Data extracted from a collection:

══════

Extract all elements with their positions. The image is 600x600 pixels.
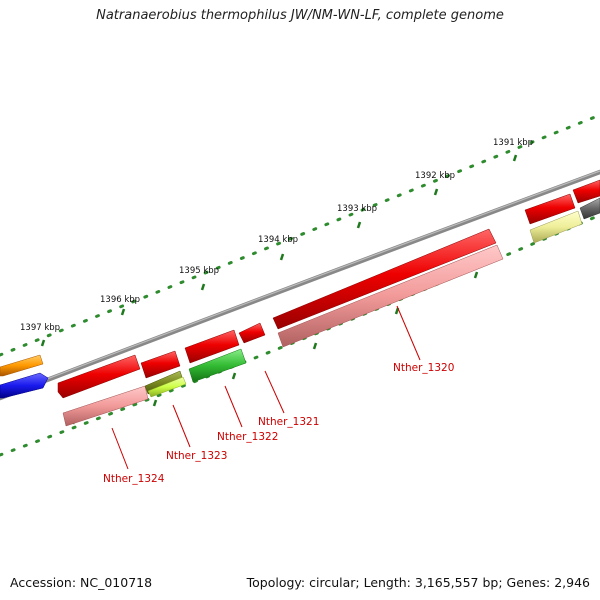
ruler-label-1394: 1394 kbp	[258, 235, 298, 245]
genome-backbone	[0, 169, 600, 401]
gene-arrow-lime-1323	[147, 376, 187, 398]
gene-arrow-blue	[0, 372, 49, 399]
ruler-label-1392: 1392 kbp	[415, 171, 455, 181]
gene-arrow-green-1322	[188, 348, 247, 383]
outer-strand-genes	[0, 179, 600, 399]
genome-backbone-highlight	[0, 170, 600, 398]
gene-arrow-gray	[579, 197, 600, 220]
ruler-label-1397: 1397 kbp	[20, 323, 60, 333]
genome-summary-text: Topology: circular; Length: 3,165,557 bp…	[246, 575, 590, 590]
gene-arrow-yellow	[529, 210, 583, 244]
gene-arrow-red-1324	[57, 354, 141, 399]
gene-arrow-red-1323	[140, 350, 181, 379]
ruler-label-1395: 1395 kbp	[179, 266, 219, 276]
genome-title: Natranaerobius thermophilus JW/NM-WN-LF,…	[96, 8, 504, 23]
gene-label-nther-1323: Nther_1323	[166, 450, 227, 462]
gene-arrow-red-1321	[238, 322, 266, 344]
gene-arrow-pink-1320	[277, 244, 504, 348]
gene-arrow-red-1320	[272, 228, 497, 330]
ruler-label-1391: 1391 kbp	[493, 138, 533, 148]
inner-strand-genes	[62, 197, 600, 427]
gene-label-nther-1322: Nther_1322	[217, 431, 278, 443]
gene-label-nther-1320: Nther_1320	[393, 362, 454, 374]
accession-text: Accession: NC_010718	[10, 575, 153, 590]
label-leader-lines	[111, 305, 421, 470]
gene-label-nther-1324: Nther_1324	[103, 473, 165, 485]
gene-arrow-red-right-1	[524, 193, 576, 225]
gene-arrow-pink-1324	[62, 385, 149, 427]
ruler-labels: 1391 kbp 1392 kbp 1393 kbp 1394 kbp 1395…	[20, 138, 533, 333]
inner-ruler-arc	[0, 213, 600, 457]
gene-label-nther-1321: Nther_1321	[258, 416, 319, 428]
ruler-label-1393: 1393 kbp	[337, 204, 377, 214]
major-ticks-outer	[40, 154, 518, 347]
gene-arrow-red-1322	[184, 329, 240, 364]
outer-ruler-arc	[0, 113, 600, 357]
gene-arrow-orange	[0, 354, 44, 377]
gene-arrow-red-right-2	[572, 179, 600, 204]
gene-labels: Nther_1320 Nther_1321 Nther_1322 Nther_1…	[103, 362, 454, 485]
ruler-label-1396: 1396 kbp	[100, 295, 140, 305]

══════

(What you need to do)
Find the lines above that contain the word "genome" and collect them.

(Answer area)
genome-backbone	[0, 169, 600, 401]
genome-backbone-highlight	[0, 170, 600, 398]
genome-summary-text: Topology: circular; Length: 3,165,557 bp…	[246, 575, 590, 590]
genome-title: Natranaerobius thermophilus JW/NM-WN-LF,…	[96, 8, 504, 23]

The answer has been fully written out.